(Records contained in a dataset)
##############################

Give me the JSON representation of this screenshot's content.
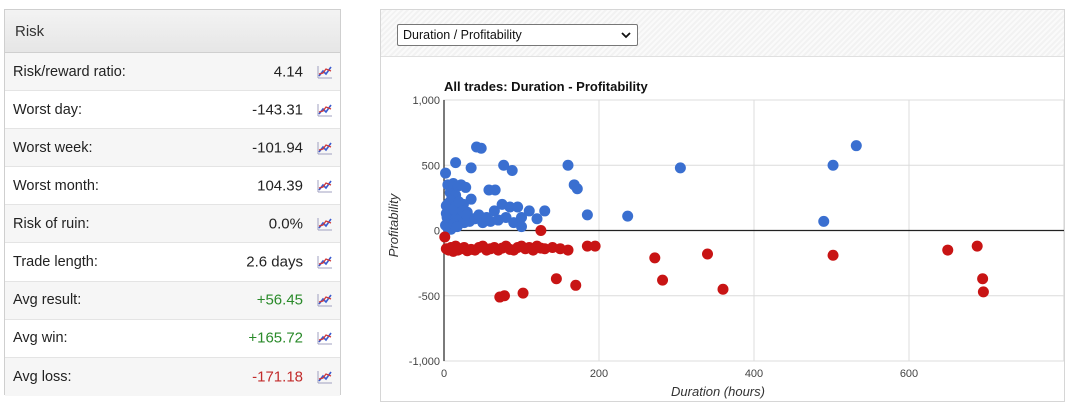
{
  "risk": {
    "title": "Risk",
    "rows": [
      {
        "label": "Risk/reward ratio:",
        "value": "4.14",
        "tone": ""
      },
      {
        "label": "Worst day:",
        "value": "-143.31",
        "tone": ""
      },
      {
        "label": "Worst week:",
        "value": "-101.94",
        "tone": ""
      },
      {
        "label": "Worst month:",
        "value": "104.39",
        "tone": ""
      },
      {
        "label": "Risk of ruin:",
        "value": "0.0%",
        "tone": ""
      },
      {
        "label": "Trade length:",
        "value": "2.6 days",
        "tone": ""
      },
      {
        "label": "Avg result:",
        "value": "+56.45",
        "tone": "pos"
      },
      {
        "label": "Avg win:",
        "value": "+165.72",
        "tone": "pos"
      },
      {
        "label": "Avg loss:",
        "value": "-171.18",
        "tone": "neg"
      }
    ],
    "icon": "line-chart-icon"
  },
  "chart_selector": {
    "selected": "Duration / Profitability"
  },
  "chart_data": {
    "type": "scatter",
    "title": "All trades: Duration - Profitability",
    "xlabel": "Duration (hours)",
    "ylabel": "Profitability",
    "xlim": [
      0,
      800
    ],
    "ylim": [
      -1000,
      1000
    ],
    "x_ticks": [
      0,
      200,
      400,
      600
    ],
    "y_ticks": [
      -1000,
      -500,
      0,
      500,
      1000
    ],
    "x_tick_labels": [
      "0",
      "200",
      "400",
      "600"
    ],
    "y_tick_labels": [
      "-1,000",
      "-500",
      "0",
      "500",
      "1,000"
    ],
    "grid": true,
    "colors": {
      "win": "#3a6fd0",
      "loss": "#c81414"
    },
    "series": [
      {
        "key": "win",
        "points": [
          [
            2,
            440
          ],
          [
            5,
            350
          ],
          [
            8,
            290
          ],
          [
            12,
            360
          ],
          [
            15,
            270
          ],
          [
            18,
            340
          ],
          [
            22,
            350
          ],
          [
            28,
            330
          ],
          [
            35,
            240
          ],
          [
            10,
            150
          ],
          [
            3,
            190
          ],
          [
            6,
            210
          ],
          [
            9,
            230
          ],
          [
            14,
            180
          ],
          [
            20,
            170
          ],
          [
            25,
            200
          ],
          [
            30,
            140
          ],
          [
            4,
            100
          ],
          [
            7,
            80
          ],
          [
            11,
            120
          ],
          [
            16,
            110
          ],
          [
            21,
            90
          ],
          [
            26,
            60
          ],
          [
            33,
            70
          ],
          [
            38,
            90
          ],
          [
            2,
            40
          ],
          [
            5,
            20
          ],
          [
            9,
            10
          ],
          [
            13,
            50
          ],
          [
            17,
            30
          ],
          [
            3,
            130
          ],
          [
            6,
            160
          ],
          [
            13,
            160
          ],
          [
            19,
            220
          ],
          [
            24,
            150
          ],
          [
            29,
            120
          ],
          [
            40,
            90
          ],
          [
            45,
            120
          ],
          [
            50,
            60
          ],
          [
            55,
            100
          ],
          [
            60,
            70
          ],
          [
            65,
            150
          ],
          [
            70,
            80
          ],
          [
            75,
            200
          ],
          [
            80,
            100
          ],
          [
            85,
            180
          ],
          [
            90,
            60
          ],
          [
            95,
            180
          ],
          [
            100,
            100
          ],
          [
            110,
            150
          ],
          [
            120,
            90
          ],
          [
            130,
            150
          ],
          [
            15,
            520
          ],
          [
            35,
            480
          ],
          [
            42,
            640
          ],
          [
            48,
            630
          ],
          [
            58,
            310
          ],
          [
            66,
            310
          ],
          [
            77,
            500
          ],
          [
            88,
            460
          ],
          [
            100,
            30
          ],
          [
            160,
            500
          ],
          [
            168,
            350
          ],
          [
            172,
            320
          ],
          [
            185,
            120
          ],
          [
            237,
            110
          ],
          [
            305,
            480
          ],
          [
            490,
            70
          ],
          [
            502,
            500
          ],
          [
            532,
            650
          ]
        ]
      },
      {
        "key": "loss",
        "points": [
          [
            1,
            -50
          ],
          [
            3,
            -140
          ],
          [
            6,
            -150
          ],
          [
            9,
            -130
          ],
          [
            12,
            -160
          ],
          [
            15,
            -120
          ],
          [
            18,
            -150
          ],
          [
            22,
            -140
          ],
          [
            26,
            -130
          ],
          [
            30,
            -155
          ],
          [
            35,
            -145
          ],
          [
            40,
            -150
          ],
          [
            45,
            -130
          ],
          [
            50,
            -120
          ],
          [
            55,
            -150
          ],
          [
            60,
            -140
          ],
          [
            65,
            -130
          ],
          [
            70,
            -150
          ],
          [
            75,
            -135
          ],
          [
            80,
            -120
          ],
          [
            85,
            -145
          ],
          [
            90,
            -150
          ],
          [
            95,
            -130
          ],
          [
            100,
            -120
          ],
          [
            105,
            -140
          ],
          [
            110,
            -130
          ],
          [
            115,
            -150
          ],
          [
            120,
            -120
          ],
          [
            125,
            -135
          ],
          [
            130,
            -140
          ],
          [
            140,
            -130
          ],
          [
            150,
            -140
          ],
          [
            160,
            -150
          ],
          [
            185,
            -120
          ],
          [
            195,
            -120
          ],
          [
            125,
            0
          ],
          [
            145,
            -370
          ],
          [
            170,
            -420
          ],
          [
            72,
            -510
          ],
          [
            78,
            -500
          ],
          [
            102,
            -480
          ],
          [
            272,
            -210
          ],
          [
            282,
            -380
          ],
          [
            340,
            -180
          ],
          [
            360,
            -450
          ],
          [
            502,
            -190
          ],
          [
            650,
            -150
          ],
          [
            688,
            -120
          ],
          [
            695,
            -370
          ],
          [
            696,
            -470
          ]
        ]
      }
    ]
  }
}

##############################

*Exercise brief*. Determine how many lines of the material include the string "value". Output only that count.

*Answer to this problem*. 9